::: Dataset rows :::
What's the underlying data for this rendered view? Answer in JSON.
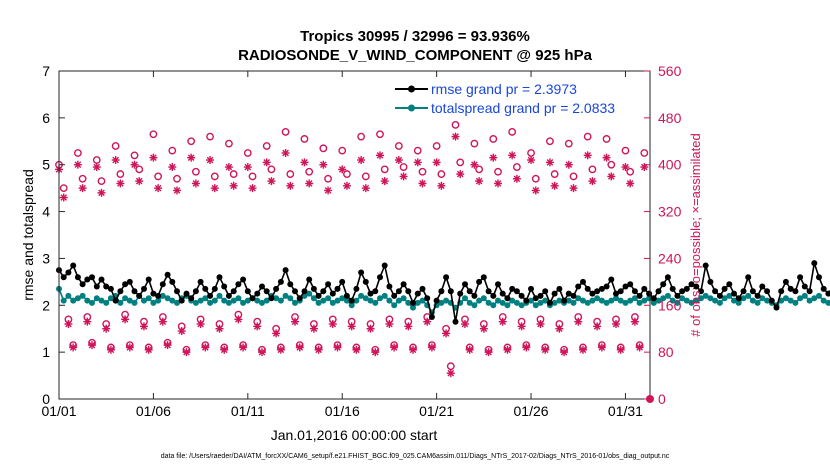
{
  "chart_data": {
    "type": "line",
    "title": "Tropics 30995 / 32996 = 93.936%",
    "subtitle": "RADIOSONDE_V_WIND_COMPONENT @ 925 hPa",
    "xlabel": "Jan.01,2016 00:00:00 start",
    "ylabel": "rmse and totalspread",
    "y2label": "# of obs: o=possible; ×=assimilated",
    "footer": "data file: /Users/raeder/DAI/ATM_forcXX/CAM6_setup/f.e21.FHIST_BGC.f09_025.CAM6assim.011/Diags_NTrS_2017-02/Diags_NTrS_2016-01/obs_diag_output.nc",
    "x_tick_labels": [
      "01/01",
      "01/06",
      "01/11",
      "01/16",
      "01/21",
      "01/26",
      "01/31"
    ],
    "x_tick_days": [
      0,
      5,
      10,
      15,
      20,
      25,
      30
    ],
    "xlim_days": [
      0,
      31.3
    ],
    "y_ticks": [
      0,
      1,
      2,
      3,
      4,
      5,
      6,
      7
    ],
    "ylim": [
      0,
      7
    ],
    "y2_ticks": [
      0,
      80,
      160,
      240,
      320,
      400,
      480,
      560
    ],
    "y2lim": [
      0,
      560
    ],
    "colors": {
      "rmse": "#000000",
      "totalspread": "#008080",
      "obs": "#d0145a",
      "legend_text": "#1a47d8"
    },
    "legend": [
      {
        "name": "rmse",
        "label": "rmse grand pr = 2.3973"
      },
      {
        "name": "totalspread",
        "label": "totalspread grand pr = 2.0833"
      }
    ],
    "x_start_day": 0,
    "x_step_day": 0.25,
    "series": [
      {
        "name": "rmse",
        "values": [
          2.75,
          2.6,
          2.7,
          2.85,
          2.6,
          2.45,
          2.55,
          2.6,
          2.4,
          2.55,
          2.4,
          2.35,
          2.1,
          2.3,
          2.45,
          2.5,
          2.3,
          2.2,
          2.35,
          2.55,
          2.25,
          2.2,
          2.45,
          2.65,
          2.5,
          2.3,
          2.1,
          2.25,
          2.15,
          2.3,
          2.5,
          2.35,
          2.2,
          2.35,
          2.6,
          2.4,
          2.2,
          2.3,
          2.45,
          2.55,
          2.3,
          2.15,
          2.25,
          2.4,
          2.3,
          2.15,
          2.35,
          2.5,
          2.75,
          2.45,
          2.3,
          2.15,
          2.3,
          2.55,
          2.35,
          2.2,
          2.3,
          2.45,
          2.25,
          2.35,
          2.5,
          2.2,
          2.1,
          2.35,
          2.7,
          2.5,
          2.25,
          2.3,
          2.6,
          2.85,
          2.4,
          2.2,
          2.3,
          2.45,
          2.3,
          2.05,
          2.25,
          2.35,
          2.15,
          1.75,
          2.1,
          2.3,
          2.6,
          2.3,
          1.65,
          2.25,
          2.45,
          2.3,
          2.2,
          2.5,
          2.6,
          2.3,
          2.2,
          2.45,
          2.25,
          2.15,
          2.35,
          2.3,
          2.2,
          2.1,
          2.35,
          2.15,
          2.2,
          2.3,
          2.05,
          2.25,
          2.35,
          2.1,
          2.25,
          2.2,
          2.4,
          2.5,
          2.35,
          2.25,
          2.3,
          2.35,
          2.4,
          2.55,
          2.25,
          2.3,
          2.4,
          2.45,
          2.3,
          2.2,
          2.35,
          2.25,
          2.15,
          2.3,
          2.45,
          2.6,
          2.35,
          2.2,
          2.3,
          2.35,
          2.45,
          2.4,
          2.3,
          2.85,
          2.5,
          2.3,
          2.2,
          2.35,
          2.45,
          2.25,
          2.15,
          2.3,
          2.6,
          2.3,
          2.2,
          2.4,
          2.3,
          2.1,
          1.95,
          2.3,
          2.5,
          2.35,
          2.3,
          2.6,
          2.4,
          2.3,
          2.9,
          2.6,
          2.35,
          2.25,
          2.4,
          2.5,
          2.3,
          2.35,
          2.55,
          2.6,
          2.4,
          2.3,
          2.5,
          2.65,
          2.35,
          2.3,
          2.45,
          2.55,
          2.4,
          2.3,
          2.3,
          2.45,
          2.35,
          2.2,
          2.35,
          2.5,
          2.4,
          2.25,
          2.3,
          2.45,
          2.55,
          2.35,
          2.2,
          2.3,
          2.45,
          2.55,
          2.4,
          2.2,
          2.35,
          2.5,
          2.3,
          2.2,
          2.4,
          2.55,
          2.4,
          2.3,
          2.6,
          2.7,
          2.5,
          2.4,
          2.5,
          2.6,
          2.7,
          2.55,
          2.4,
          2.5,
          2.6,
          2.5,
          2.3,
          2.55,
          2.65,
          2.4,
          2.3,
          2.5,
          2.7,
          2.75,
          2.6,
          2.4,
          2.5,
          2.6,
          2.8,
          2.55,
          2.4,
          2.3,
          2.55,
          2.6,
          2.95,
          2.75,
          2.55,
          2.4,
          2.7,
          2.9,
          3.0
        ]
      },
      {
        "name": "totalspread",
        "values": [
          2.35,
          2.1,
          2.2,
          2.1,
          2.15,
          2.2,
          2.1,
          2.05,
          2.15,
          2.1,
          2.05,
          2.15,
          2.2,
          2.05,
          2.15,
          2.1,
          2.05,
          2.2,
          2.1,
          2.15,
          2.05,
          2.1,
          2.2,
          2.15,
          2.1,
          2.05,
          2.15,
          2.2,
          2.1,
          2.05,
          2.1,
          2.15,
          2.05,
          2.1,
          2.2,
          2.1,
          2.05,
          2.1,
          2.15,
          2.05,
          2.1,
          2.15,
          2.1,
          2.05,
          2.1,
          2.2,
          2.15,
          2.1,
          2.2,
          2.15,
          2.05,
          2.1,
          2.2,
          2.25,
          2.15,
          2.05,
          2.1,
          2.15,
          2.05,
          2.1,
          2.15,
          2.1,
          2.0,
          2.1,
          2.2,
          2.15,
          2.1,
          2.05,
          2.15,
          2.2,
          2.1,
          2.0,
          2.1,
          2.15,
          2.05,
          1.95,
          2.05,
          2.1,
          2.0,
          1.85,
          2.0,
          2.05,
          2.1,
          2.05,
          1.95,
          2.05,
          2.15,
          2.05,
          2.0,
          2.1,
          2.15,
          2.05,
          2.0,
          2.1,
          2.05,
          2.0,
          2.1,
          2.05,
          2.0,
          2.05,
          2.1,
          2.0,
          2.05,
          2.1,
          2.0,
          2.05,
          2.1,
          2.05,
          2.1,
          2.05,
          2.15,
          2.1,
          2.05,
          2.1,
          2.15,
          2.1,
          2.05,
          2.1,
          2.15,
          2.1,
          2.05,
          2.1,
          2.15,
          2.05,
          2.1,
          2.15,
          2.05,
          2.1,
          2.15,
          2.2,
          2.1,
          2.05,
          2.15,
          2.1,
          2.05,
          2.1,
          2.15,
          2.2,
          2.15,
          2.1,
          2.05,
          2.15,
          2.2,
          2.1,
          2.05,
          2.15,
          2.2,
          2.1,
          2.05,
          2.15,
          2.1,
          2.05,
          2.0,
          2.1,
          2.15,
          2.1,
          2.05,
          2.15,
          2.2,
          2.1,
          2.15,
          2.2,
          2.1,
          2.05,
          2.15,
          2.2,
          2.1,
          2.05,
          2.15,
          2.25,
          2.2,
          2.1,
          2.15,
          2.25,
          2.2,
          2.1,
          2.15,
          2.2,
          2.15,
          2.05,
          2.1,
          2.2,
          2.15,
          2.05,
          2.1,
          2.2,
          2.15,
          2.05,
          2.1,
          2.15,
          2.2,
          2.1,
          2.05,
          2.1,
          2.2,
          2.25,
          2.15,
          2.05,
          2.1,
          2.2,
          2.1,
          2.05,
          2.15,
          2.2,
          2.15,
          2.1,
          2.2,
          2.25,
          2.15,
          2.1,
          2.15,
          2.2,
          2.25,
          2.2,
          2.1,
          2.15,
          2.2,
          2.15,
          2.05,
          2.15,
          2.2,
          2.1,
          2.05,
          2.15,
          2.2,
          2.25,
          2.2,
          2.1,
          2.15,
          2.2,
          2.25,
          2.15,
          2.1,
          2.05,
          2.15,
          2.2,
          2.25,
          2.2,
          2.15,
          2.1,
          2.15,
          2.15,
          2.15
        ]
      },
      {
        "name": "obs_possible_00Z",
        "y_axis": "right",
        "x": [
          0,
          1,
          2,
          3,
          4,
          5,
          6,
          7,
          8,
          9,
          10,
          11,
          12,
          13,
          14,
          15,
          16,
          17,
          18,
          19,
          20,
          21,
          22,
          23,
          24,
          25,
          26,
          27,
          28,
          29,
          30,
          31
        ],
        "values": [
          400,
          420,
          408,
          432,
          416,
          452,
          424,
          440,
          448,
          436,
          420,
          432,
          456,
          444,
          428,
          424,
          448,
          452,
          432,
          424,
          432,
          468,
          436,
          444,
          456,
          420,
          440,
          436,
          448,
          444,
          424,
          420
        ]
      },
      {
        "name": "obs_assimilated_00Z",
        "y_axis": "right",
        "x": [
          0,
          1,
          2,
          3,
          4,
          5,
          6,
          7,
          8,
          9,
          10,
          11,
          12,
          13,
          14,
          15,
          16,
          17,
          18,
          19,
          20,
          21,
          22,
          23,
          24,
          25,
          26,
          27,
          28,
          29,
          30,
          31
        ],
        "values": [
          392,
          400,
          396,
          408,
          400,
          412,
          396,
          412,
          408,
          396,
          396,
          404,
          420,
          404,
          400,
          392,
          408,
          416,
          408,
          404,
          404,
          448,
          400,
          412,
          416,
          408,
          404,
          400,
          416,
          412,
          396,
          396
        ]
      },
      {
        "name": "obs_possible_06Z",
        "y_axis": "right",
        "x": [
          0.25,
          1.25,
          2.25,
          3.25,
          4.25,
          5.25,
          6.25,
          7.25,
          8.25,
          9.25,
          10.25,
          11.25,
          12.25,
          13.25,
          14.25,
          15.25,
          16.25,
          17.25,
          18.25,
          19.25,
          20.25,
          21.25,
          22.25,
          23.25,
          24.25,
          25.25,
          26.25,
          27.25,
          28.25,
          29.25,
          30.25
        ],
        "values": [
          360,
          376,
          372,
          384,
          392,
          380,
          376,
          388,
          380,
          384,
          380,
          392,
          384,
          388,
          376,
          384,
          380,
          392,
          396,
          388,
          384,
          404,
          392,
          388,
          396,
          376,
          384,
          380,
          392,
          400,
          388
        ]
      },
      {
        "name": "obs_assimilated_06Z",
        "y_axis": "right",
        "x": [
          0.25,
          1.25,
          2.25,
          3.25,
          4.25,
          5.25,
          6.25,
          7.25,
          8.25,
          9.25,
          10.25,
          11.25,
          12.25,
          13.25,
          14.25,
          15.25,
          16.25,
          17.25,
          18.25,
          19.25,
          20.25,
          21.25,
          22.25,
          23.25,
          24.25,
          25.25,
          26.25,
          27.25,
          28.25,
          29.25,
          30.25
        ],
        "values": [
          344,
          360,
          352,
          368,
          372,
          360,
          356,
          368,
          360,
          364,
          360,
          372,
          364,
          368,
          356,
          364,
          360,
          372,
          380,
          368,
          364,
          384,
          372,
          368,
          376,
          356,
          364,
          360,
          372,
          380,
          368
        ]
      },
      {
        "name": "obs_possible_12Z",
        "y_axis": "right",
        "x": [
          0.5,
          1.5,
          2.5,
          3.5,
          4.5,
          5.5,
          6.5,
          7.5,
          8.5,
          9.5,
          10.5,
          11.5,
          12.5,
          13.5,
          14.5,
          15.5,
          16.5,
          17.5,
          18.5,
          19.5,
          20.5,
          21.5,
          22.5,
          23.5,
          24.5,
          25.5,
          26.5,
          27.5,
          28.5,
          29.5,
          30.5
        ],
        "values": [
          136,
          140,
          128,
          144,
          132,
          140,
          124,
          136,
          128,
          144,
          132,
          120,
          140,
          128,
          136,
          132,
          128,
          136,
          132,
          140,
          120,
          136,
          128,
          140,
          132,
          136,
          128,
          140,
          132,
          136,
          140
        ]
      },
      {
        "name": "obs_assimilated_12Z",
        "y_axis": "right",
        "x": [
          0.5,
          1.5,
          2.5,
          3.5,
          4.5,
          5.5,
          6.5,
          7.5,
          8.5,
          9.5,
          10.5,
          11.5,
          12.5,
          13.5,
          14.5,
          15.5,
          16.5,
          17.5,
          18.5,
          19.5,
          20.5,
          21.5,
          22.5,
          23.5,
          24.5,
          25.5,
          26.5,
          27.5,
          28.5,
          29.5,
          30.5
        ],
        "values": [
          128,
          132,
          120,
          136,
          124,
          132,
          116,
          128,
          120,
          136,
          124,
          112,
          132,
          120,
          128,
          124,
          120,
          128,
          124,
          132,
          112,
          128,
          120,
          132,
          124,
          128,
          120,
          132,
          124,
          128,
          132
        ]
      },
      {
        "name": "obs_possible_18Z",
        "y_axis": "right",
        "x": [
          0.75,
          1.75,
          2.75,
          3.75,
          4.75,
          5.75,
          6.75,
          7.75,
          8.75,
          9.75,
          10.75,
          11.75,
          12.75,
          13.75,
          14.75,
          15.75,
          16.75,
          17.75,
          18.75,
          19.75,
          20.75,
          21.75,
          22.75,
          23.75,
          24.75,
          25.75,
          26.75,
          27.75,
          28.75,
          29.75,
          30.75
        ],
        "values": [
          92,
          96,
          88,
          92,
          88,
          96,
          84,
          92,
          88,
          92,
          84,
          88,
          92,
          88,
          92,
          88,
          84,
          92,
          88,
          92,
          56,
          88,
          84,
          88,
          92,
          88,
          84,
          88,
          92,
          88,
          92
        ]
      },
      {
        "name": "obs_assimilated_18Z",
        "y_axis": "right",
        "x": [
          0.75,
          1.75,
          2.75,
          3.75,
          4.75,
          5.75,
          6.75,
          7.75,
          8.75,
          9.75,
          10.75,
          11.75,
          12.75,
          13.75,
          14.75,
          15.75,
          16.75,
          17.75,
          18.75,
          19.75,
          20.75,
          21.75,
          22.75,
          23.75,
          24.75,
          25.75,
          26.75,
          27.75,
          28.75,
          29.75,
          30.75
        ],
        "values": [
          88,
          92,
          84,
          88,
          84,
          92,
          80,
          88,
          84,
          88,
          80,
          84,
          88,
          84,
          88,
          84,
          80,
          88,
          84,
          88,
          44,
          84,
          80,
          84,
          88,
          84,
          80,
          84,
          88,
          84,
          88
        ]
      }
    ]
  }
}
:::
> [Problem description]: Gather all lines with the string "name" from the data.

> [Output of the task]:
        "name": "rmse",
        "name": "totalspread",
        "name": "rmse",
        "name": "totalspread",
        "name": "obs_possible_00Z",
        "name": "obs_assimilated_00Z",
        "name": "obs_possible_06Z",
        "name": "obs_assimilated_06Z",
        "name": "obs_possible_12Z",
        "name": "obs_assimilated_12Z",
        "name": "obs_possible_18Z",
        "name": "obs_assimilated_18Z",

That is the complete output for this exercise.